— PROBLEM REQUIREMENTS —
Search the data for the word "group" and copy every line that contains it.

— MATERIAL PROVIDED —
***

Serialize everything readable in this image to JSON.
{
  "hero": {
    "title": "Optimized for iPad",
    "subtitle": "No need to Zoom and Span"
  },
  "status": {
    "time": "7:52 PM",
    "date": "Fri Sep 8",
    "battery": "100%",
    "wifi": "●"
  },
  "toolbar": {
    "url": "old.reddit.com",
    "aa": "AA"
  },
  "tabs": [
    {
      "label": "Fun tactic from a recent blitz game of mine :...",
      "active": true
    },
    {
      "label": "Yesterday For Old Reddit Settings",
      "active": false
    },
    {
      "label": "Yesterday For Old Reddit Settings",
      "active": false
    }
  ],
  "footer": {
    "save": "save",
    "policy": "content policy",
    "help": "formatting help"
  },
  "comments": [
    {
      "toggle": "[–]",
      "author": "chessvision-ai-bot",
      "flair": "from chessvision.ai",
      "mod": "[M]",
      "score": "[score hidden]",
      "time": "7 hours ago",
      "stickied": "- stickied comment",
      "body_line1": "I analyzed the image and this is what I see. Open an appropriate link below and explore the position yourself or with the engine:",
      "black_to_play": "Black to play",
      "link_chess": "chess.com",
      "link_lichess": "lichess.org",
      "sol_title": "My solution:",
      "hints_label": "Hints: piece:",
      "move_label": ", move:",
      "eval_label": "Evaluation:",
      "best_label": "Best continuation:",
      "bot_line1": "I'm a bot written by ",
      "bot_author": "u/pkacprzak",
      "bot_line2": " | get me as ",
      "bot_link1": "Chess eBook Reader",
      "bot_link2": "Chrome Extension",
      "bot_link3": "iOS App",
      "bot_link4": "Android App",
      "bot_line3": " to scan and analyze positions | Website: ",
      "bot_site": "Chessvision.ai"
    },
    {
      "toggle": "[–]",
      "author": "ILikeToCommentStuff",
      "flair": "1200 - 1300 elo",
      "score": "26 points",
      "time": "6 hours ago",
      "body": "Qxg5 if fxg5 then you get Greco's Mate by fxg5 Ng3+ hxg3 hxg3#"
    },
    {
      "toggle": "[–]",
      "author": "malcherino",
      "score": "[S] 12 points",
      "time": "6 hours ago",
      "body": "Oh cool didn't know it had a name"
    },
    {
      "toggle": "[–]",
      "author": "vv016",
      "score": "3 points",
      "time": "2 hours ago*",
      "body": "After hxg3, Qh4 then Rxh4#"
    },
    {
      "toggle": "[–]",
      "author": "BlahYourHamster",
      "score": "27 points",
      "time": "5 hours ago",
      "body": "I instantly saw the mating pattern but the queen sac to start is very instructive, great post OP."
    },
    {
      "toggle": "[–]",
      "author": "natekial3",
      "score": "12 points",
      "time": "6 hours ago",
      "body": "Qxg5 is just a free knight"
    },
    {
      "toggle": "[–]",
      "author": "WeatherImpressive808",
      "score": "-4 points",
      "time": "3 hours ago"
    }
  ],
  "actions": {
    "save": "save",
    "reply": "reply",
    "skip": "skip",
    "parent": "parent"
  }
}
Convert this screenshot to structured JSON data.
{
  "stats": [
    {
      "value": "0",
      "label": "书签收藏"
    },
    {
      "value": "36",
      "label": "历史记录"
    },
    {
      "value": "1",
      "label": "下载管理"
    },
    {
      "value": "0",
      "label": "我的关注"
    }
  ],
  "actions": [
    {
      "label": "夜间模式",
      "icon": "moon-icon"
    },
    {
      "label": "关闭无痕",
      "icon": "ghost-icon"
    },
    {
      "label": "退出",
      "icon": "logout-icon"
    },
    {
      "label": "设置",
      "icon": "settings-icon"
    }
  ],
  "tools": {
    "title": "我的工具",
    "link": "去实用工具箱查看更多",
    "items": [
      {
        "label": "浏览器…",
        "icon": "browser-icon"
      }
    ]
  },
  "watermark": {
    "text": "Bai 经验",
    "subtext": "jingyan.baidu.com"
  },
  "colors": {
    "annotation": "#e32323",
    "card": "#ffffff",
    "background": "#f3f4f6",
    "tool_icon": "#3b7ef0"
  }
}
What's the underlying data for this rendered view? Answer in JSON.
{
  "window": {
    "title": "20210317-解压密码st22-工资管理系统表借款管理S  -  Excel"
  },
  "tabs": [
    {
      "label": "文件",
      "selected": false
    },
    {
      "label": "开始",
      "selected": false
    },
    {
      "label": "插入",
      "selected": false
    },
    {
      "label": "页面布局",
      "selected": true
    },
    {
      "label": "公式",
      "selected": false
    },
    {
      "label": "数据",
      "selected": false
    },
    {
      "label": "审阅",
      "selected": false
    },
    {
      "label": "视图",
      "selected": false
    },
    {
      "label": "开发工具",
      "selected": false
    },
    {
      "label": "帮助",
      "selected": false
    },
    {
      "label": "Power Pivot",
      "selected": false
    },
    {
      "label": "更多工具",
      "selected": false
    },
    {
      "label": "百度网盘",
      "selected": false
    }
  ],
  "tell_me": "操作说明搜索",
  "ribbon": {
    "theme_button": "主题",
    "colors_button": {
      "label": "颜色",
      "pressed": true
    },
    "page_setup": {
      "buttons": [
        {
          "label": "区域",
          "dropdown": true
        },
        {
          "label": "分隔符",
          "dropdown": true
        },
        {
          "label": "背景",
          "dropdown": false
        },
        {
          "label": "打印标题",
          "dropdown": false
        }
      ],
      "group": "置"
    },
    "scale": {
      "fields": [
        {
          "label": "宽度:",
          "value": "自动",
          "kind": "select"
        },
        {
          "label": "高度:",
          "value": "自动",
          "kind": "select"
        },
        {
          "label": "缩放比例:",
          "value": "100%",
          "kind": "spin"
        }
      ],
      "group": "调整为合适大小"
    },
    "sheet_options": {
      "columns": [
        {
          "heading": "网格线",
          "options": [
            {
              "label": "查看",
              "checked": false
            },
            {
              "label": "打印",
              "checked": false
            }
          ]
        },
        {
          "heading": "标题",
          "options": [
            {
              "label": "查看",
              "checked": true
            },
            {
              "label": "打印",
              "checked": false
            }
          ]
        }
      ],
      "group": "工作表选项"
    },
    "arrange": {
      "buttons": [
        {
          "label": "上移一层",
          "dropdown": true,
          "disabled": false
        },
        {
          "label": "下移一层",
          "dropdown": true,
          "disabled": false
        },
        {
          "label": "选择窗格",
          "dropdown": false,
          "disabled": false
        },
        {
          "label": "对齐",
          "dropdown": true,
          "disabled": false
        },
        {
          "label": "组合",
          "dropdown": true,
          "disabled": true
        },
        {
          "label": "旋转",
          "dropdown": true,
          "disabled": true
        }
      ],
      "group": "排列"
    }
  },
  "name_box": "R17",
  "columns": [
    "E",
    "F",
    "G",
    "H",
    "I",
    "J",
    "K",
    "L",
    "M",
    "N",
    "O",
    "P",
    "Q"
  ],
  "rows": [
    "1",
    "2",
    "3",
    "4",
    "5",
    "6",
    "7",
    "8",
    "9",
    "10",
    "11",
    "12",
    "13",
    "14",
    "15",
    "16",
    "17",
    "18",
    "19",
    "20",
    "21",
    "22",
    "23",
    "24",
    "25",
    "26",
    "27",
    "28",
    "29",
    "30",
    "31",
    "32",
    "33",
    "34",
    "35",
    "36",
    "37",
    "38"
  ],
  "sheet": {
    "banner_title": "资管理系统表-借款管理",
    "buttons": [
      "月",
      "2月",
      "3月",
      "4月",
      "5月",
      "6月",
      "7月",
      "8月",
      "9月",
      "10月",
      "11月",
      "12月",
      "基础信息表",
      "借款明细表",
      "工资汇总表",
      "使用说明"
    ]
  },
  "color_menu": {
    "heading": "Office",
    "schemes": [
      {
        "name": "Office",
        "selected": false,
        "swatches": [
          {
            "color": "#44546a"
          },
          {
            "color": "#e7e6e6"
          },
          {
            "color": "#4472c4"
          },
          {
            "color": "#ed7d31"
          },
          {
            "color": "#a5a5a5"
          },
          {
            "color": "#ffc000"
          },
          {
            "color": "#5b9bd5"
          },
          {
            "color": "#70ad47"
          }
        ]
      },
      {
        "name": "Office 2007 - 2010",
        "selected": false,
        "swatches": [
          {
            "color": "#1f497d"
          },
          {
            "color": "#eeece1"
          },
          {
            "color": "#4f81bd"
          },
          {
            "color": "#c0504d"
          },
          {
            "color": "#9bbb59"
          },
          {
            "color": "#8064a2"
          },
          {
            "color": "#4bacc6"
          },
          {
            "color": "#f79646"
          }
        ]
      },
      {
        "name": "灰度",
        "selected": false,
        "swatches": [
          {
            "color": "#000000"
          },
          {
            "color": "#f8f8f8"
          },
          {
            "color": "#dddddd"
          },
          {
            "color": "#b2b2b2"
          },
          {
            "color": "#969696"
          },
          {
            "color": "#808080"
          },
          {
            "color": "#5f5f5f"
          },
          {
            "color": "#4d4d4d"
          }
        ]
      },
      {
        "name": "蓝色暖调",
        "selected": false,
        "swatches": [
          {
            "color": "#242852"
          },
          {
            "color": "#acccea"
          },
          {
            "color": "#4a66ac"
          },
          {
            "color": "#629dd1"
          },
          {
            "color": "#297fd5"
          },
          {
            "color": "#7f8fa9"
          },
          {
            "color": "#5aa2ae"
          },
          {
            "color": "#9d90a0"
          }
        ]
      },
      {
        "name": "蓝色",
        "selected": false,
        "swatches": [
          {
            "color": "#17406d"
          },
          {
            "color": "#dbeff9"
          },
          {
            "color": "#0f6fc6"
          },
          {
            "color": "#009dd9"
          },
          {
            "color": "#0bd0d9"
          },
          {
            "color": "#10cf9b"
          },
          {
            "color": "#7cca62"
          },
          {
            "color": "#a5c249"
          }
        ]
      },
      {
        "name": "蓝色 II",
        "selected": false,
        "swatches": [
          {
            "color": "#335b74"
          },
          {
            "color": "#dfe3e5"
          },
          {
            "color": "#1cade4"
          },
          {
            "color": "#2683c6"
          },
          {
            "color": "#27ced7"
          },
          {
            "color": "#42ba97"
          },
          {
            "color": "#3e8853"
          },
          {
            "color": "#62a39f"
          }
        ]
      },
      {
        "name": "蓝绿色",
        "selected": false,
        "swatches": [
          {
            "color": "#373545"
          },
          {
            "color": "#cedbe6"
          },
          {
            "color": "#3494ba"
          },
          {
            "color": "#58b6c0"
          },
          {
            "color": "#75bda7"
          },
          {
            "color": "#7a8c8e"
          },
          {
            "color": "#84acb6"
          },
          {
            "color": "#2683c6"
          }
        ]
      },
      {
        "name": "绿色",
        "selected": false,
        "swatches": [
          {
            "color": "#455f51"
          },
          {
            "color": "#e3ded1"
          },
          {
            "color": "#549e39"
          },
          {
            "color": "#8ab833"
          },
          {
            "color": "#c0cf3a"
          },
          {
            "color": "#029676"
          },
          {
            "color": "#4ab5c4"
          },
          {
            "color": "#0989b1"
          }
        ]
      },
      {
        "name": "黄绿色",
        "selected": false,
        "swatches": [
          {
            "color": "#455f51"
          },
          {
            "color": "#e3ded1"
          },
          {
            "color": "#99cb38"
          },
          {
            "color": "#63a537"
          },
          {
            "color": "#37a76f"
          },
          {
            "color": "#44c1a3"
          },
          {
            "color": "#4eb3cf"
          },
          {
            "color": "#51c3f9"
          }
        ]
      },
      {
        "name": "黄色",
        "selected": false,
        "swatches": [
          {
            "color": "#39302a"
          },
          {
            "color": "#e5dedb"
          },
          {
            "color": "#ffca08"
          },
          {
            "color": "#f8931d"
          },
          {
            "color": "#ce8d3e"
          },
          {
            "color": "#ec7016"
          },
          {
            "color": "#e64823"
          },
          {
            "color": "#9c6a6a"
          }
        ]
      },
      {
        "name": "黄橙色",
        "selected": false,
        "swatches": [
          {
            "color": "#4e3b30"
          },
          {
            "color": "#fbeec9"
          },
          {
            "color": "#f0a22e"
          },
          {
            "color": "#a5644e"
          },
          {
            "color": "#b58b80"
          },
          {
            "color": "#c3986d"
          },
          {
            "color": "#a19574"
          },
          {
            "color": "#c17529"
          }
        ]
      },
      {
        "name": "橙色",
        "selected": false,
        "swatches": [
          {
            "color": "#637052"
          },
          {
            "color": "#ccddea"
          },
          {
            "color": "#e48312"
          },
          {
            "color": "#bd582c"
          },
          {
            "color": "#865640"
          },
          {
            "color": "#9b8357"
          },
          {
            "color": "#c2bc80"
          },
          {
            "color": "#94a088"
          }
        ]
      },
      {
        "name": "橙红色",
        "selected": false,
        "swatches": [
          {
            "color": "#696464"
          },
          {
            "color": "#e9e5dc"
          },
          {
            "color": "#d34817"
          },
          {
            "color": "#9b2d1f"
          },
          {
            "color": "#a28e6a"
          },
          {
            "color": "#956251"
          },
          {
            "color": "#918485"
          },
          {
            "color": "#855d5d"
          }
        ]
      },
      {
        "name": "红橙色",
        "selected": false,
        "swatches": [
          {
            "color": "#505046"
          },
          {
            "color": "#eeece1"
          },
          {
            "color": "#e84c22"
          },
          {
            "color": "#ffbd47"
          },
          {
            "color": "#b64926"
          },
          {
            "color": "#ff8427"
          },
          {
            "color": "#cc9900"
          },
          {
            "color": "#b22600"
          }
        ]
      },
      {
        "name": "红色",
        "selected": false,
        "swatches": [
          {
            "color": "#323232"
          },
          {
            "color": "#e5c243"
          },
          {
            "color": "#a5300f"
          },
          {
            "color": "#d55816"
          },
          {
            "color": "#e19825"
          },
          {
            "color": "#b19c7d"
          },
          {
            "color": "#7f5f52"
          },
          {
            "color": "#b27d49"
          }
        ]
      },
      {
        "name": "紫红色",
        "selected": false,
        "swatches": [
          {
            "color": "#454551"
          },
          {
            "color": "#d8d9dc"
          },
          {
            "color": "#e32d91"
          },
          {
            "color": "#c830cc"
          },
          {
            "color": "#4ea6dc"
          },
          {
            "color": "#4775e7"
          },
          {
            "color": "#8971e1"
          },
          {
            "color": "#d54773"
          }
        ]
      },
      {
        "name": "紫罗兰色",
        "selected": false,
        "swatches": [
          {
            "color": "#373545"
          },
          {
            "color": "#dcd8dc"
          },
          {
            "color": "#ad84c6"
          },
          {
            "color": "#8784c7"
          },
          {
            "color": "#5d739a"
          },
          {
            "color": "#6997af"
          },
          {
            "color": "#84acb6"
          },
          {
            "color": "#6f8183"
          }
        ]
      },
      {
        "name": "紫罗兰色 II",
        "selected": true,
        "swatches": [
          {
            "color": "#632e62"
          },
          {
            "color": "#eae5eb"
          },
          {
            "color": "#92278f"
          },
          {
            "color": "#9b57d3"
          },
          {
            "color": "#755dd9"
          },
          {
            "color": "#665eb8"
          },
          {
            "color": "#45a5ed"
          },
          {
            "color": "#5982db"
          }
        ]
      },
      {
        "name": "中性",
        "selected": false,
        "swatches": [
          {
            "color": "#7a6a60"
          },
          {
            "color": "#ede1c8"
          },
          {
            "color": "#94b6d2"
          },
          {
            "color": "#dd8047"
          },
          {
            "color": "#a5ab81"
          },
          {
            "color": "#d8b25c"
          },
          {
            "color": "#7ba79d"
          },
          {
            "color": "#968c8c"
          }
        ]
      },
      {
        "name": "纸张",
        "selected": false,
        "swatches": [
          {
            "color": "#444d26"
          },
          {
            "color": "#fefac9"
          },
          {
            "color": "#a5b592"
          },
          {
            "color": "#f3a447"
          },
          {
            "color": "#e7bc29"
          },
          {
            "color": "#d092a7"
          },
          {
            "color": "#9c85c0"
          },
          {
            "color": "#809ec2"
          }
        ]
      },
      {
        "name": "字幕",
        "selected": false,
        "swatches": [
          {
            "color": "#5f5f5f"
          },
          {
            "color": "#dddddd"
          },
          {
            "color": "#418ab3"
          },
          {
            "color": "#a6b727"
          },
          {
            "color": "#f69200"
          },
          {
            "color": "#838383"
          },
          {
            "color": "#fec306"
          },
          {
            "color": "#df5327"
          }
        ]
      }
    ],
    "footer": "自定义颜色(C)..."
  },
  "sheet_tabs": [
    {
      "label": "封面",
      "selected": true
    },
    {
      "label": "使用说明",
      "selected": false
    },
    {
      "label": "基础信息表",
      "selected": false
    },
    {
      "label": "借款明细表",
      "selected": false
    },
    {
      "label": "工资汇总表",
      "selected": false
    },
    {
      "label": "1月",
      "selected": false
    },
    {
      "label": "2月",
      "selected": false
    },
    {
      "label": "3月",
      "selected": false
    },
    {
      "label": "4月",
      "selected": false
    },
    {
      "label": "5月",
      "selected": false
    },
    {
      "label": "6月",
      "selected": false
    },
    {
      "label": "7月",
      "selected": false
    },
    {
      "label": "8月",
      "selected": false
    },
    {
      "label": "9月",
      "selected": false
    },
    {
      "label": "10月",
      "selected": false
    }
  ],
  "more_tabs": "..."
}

***

— CORRECT RESULT —
      "group": "置"
      "group": "调整为合适大小"
      "group": "工作表选项"
      "group": "排列"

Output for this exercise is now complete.